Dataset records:
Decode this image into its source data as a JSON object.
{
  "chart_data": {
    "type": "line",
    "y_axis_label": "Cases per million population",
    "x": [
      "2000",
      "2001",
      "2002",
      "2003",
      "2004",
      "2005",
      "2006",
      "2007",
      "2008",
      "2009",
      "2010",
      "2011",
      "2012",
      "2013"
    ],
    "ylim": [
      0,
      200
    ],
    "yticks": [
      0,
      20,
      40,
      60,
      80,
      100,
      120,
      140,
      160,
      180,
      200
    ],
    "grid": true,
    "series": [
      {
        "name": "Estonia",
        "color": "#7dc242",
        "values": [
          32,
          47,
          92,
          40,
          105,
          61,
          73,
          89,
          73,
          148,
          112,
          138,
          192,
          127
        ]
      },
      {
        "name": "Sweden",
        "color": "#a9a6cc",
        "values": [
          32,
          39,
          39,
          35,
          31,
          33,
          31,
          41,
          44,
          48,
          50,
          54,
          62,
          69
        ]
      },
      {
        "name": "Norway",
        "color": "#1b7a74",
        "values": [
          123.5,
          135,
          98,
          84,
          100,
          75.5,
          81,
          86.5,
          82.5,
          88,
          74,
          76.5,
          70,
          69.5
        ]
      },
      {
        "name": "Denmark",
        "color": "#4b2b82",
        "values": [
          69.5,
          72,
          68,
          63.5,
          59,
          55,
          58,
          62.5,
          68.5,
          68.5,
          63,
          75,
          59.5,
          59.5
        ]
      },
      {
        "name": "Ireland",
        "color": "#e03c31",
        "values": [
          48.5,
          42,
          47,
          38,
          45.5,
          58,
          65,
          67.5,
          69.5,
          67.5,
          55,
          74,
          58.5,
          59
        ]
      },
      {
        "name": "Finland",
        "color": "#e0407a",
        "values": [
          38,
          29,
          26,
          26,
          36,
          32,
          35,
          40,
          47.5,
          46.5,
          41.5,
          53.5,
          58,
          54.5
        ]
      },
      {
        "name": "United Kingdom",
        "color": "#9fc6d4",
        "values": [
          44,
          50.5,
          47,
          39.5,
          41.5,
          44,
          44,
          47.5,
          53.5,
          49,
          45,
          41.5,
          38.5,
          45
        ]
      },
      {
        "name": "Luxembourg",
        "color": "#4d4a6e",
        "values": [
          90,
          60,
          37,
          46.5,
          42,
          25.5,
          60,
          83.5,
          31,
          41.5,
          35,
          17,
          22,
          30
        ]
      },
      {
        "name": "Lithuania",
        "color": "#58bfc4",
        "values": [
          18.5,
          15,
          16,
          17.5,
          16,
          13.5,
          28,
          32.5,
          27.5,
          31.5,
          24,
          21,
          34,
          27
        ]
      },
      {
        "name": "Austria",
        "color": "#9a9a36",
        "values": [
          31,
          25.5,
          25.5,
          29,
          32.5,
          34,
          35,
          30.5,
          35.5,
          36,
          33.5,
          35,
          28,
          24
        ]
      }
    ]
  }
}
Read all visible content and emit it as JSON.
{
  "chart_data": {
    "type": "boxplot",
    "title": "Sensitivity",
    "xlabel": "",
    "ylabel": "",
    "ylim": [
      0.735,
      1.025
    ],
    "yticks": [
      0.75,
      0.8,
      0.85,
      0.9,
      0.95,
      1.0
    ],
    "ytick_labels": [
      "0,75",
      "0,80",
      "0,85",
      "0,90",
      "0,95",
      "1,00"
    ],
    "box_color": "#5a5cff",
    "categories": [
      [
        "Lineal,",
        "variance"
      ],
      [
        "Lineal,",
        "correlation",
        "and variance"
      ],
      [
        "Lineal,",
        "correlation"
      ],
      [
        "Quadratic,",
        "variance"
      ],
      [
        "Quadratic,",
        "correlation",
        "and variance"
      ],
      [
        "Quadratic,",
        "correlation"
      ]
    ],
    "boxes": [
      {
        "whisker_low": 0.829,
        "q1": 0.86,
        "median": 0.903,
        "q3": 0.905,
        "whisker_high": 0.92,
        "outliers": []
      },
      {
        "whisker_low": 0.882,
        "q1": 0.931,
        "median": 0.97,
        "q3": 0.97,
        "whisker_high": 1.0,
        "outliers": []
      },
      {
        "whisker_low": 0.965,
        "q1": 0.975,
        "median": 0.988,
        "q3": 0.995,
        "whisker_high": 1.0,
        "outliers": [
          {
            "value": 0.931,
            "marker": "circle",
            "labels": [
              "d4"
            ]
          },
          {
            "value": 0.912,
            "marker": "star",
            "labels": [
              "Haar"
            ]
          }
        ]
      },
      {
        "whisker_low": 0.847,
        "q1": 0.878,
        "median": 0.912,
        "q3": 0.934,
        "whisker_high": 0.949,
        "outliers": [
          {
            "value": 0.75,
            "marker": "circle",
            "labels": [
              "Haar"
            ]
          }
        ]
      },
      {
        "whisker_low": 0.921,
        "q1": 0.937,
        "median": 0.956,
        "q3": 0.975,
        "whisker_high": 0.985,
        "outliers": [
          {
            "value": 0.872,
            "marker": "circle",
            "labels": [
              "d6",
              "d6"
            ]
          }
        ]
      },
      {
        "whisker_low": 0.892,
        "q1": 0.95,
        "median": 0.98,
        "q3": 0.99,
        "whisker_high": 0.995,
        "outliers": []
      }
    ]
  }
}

▶ **Objective**:
Make an exact copy of the data above.

▶ **Solved exercise**:
Decode this image into its source data as a JSON object.
{
  "chart_data": {
    "type": "line",
    "y_axis_label": "Cases per million population",
    "x": [
      "2000",
      "2001",
      "2002",
      "2003",
      "2004",
      "2005",
      "2006",
      "2007",
      "2008",
      "2009",
      "2010",
      "2011",
      "2012",
      "2013"
    ],
    "ylim": [
      0,
      200
    ],
    "yticks": [
      0,
      20,
      40,
      60,
      80,
      100,
      120,
      140,
      160,
      180,
      200
    ],
    "grid": true,
    "series": [
      {
        "name": "Estonia",
        "color": "#7dc242",
        "values": [
          32,
          47,
          92,
          40,
          105,
          61,
          73,
          89,
          73,
          148,
          112,
          138,
          192,
          127
        ]
      },
      {
        "name": "Sweden",
        "color": "#a9a6cc",
        "values": [
          32,
          39,
          39,
          35,
          31,
          33,
          31,
          41,
          44,
          48,
          50,
          54,
          62,
          69
        ]
      },
      {
        "name": "Norway",
        "color": "#1b7a74",
        "values": [
          123.5,
          135,
          98,
          84,
          100,
          75.5,
          81,
          86.5,
          82.5,
          88,
          74,
          76.5,
          70,
          69.5
        ]
      },
      {
        "name": "Denmark",
        "color": "#4b2b82",
        "values": [
          69.5,
          72,
          68,
          63.5,
          59,
          55,
          58,
          62.5,
          68.5,
          68.5,
          63,
          75,
          59.5,
          59.5
        ]
      },
      {
        "name": "Ireland",
        "color": "#e03c31",
        "values": [
          48.5,
          42,
          47,
          38,
          45.5,
          58,
          65,
          67.5,
          69.5,
          67.5,
          55,
          74,
          58.5,
          59
        ]
      },
      {
        "name": "Finland",
        "color": "#e0407a",
        "values": [
          38,
          29,
          26,
          26,
          36,
          32,
          35,
          40,
          47.5,
          46.5,
          41.5,
          53.5,
          58,
          54.5
        ]
      },
      {
        "name": "United Kingdom",
        "color": "#9fc6d4",
        "values": [
          44,
          50.5,
          47,
          39.5,
          41.5,
          44,
          44,
          47.5,
          53.5,
          49,
          45,
          41.5,
          38.5,
          45
        ]
      },
      {
        "name": "Luxembourg",
        "color": "#4d4a6e",
        "values": [
          90,
          60,
          37,
          46.5,
          42,
          25.5,
          60,
          83.5,
          31,
          41.5,
          35,
          17,
          22,
          30
        ]
      },
      {
        "name": "Lithuania",
        "color": "#58bfc4",
        "values": [
          18.5,
          15,
          16,
          17.5,
          16,
          13.5,
          28,
          32.5,
          27.5,
          31.5,
          24,
          21,
          34,
          27
        ]
      },
      {
        "name": "Austria",
        "color": "#9a9a36",
        "values": [
          31,
          25.5,
          25.5,
          29,
          32.5,
          34,
          35,
          30.5,
          35.5,
          36,
          33.5,
          35,
          28,
          24
        ]
      }
    ]
  }
}
Read all visible content and emit it as JSON.
{
  "chart_data": {
    "type": "boxplot",
    "title": "Sensitivity",
    "xlabel": "",
    "ylabel": "",
    "ylim": [
      0.735,
      1.025
    ],
    "yticks": [
      0.75,
      0.8,
      0.85,
      0.9,
      0.95,
      1.0
    ],
    "ytick_labels": [
      "0,75",
      "0,80",
      "0,85",
      "0,90",
      "0,95",
      "1,00"
    ],
    "box_color": "#5a5cff",
    "categories": [
      [
        "Lineal,",
        "variance"
      ],
      [
        "Lineal,",
        "correlation",
        "and variance"
      ],
      [
        "Lineal,",
        "correlation"
      ],
      [
        "Quadratic,",
        "variance"
      ],
      [
        "Quadratic,",
        "correlation",
        "and variance"
      ],
      [
        "Quadratic,",
        "correlation"
      ]
    ],
    "boxes": [
      {
        "whisker_low": 0.829,
        "q1": 0.86,
        "median": 0.903,
        "q3": 0.905,
        "whisker_high": 0.92,
        "outliers": []
      },
      {
        "whisker_low": 0.882,
        "q1": 0.931,
        "median": 0.97,
        "q3": 0.97,
        "whisker_high": 1.0,
        "outliers": []
      },
      {
        "whisker_low": 0.965,
        "q1": 0.975,
        "median": 0.988,
        "q3": 0.995,
        "whisker_high": 1.0,
        "outliers": [
          {
            "value": 0.931,
            "marker": "circle",
            "labels": [
              "d4"
            ]
          },
          {
            "value": 0.912,
            "marker": "star",
            "labels": [
              "Haar"
            ]
          }
        ]
      },
      {
        "whisker_low": 0.847,
        "q1": 0.878,
        "median": 0.912,
        "q3": 0.934,
        "whisker_high": 0.949,
        "outliers": [
          {
            "value": 0.75,
            "marker": "circle",
            "labels": [
              "Haar"
            ]
          }
        ]
      },
      {
        "whisker_low": 0.921,
        "q1": 0.937,
        "median": 0.956,
        "q3": 0.975,
        "whisker_high": 0.985,
        "outliers": [
          {
            "value": 0.872,
            "marker": "circle",
            "labels": [
              "d6",
              "d6"
            ]
          }
        ]
      },
      {
        "whisker_low": 0.892,
        "q1": 0.95,
        "median": 0.98,
        "q3": 0.99,
        "whisker_high": 0.995,
        "outliers": []
      }
    ]
  }
}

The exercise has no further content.